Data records

————————

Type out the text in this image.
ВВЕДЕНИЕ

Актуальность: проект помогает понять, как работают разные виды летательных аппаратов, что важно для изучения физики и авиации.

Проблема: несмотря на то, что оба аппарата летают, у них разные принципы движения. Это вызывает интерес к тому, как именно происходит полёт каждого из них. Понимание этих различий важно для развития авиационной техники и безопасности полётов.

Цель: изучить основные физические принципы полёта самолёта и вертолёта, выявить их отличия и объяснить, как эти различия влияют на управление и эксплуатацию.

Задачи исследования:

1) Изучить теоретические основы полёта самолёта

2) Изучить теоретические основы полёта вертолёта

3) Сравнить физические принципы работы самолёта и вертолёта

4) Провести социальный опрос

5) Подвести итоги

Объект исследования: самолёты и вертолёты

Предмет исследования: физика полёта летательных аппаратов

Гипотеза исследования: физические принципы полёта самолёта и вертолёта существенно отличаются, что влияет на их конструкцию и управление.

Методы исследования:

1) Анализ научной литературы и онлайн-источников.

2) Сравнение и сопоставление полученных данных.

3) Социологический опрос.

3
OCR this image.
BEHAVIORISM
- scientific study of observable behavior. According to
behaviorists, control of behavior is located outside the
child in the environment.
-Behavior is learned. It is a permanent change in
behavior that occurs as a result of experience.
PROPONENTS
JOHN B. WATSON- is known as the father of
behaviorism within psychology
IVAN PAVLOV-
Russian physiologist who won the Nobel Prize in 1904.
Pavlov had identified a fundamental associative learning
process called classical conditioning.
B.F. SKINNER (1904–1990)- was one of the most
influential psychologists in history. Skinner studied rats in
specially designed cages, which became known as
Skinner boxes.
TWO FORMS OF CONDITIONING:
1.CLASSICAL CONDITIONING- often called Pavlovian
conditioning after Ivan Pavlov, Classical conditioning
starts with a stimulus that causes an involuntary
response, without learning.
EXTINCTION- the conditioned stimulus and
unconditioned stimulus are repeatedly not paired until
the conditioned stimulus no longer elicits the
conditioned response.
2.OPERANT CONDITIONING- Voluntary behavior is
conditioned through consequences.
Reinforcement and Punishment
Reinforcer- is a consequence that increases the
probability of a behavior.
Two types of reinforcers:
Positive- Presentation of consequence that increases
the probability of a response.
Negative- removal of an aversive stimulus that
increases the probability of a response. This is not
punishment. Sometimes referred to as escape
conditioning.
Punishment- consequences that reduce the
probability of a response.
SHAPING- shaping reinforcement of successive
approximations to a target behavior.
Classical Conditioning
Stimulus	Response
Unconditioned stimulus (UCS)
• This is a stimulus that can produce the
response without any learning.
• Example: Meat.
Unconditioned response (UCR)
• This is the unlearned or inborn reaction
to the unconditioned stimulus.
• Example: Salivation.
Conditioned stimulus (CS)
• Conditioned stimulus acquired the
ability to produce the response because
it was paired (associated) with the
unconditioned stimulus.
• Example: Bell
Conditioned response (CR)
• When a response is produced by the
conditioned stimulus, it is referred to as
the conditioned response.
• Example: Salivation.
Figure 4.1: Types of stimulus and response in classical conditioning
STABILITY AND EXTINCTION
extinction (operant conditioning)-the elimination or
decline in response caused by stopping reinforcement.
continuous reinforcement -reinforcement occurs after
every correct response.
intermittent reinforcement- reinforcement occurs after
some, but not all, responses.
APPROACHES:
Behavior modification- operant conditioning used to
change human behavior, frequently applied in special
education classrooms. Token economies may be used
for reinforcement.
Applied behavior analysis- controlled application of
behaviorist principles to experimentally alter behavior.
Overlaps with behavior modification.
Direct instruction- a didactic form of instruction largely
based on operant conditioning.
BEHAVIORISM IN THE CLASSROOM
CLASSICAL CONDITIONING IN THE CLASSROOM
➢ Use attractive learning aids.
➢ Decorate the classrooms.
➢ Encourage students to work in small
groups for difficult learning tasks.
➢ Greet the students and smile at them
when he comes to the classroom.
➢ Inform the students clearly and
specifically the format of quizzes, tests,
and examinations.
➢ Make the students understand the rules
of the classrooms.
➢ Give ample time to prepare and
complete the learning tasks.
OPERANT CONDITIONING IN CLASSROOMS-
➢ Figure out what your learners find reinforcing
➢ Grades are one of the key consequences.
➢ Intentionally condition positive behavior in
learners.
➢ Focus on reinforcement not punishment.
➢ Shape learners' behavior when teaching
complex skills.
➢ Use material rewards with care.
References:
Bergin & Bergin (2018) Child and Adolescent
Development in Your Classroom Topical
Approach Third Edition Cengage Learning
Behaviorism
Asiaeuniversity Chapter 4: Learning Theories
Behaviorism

————————

- [Exercise brief]: From the entries, report each line that includes the word "Example".

- [Result of the task]:
• Example: Meat.
• Example: Salivation.
• Example: Bell
• Example: Salivation.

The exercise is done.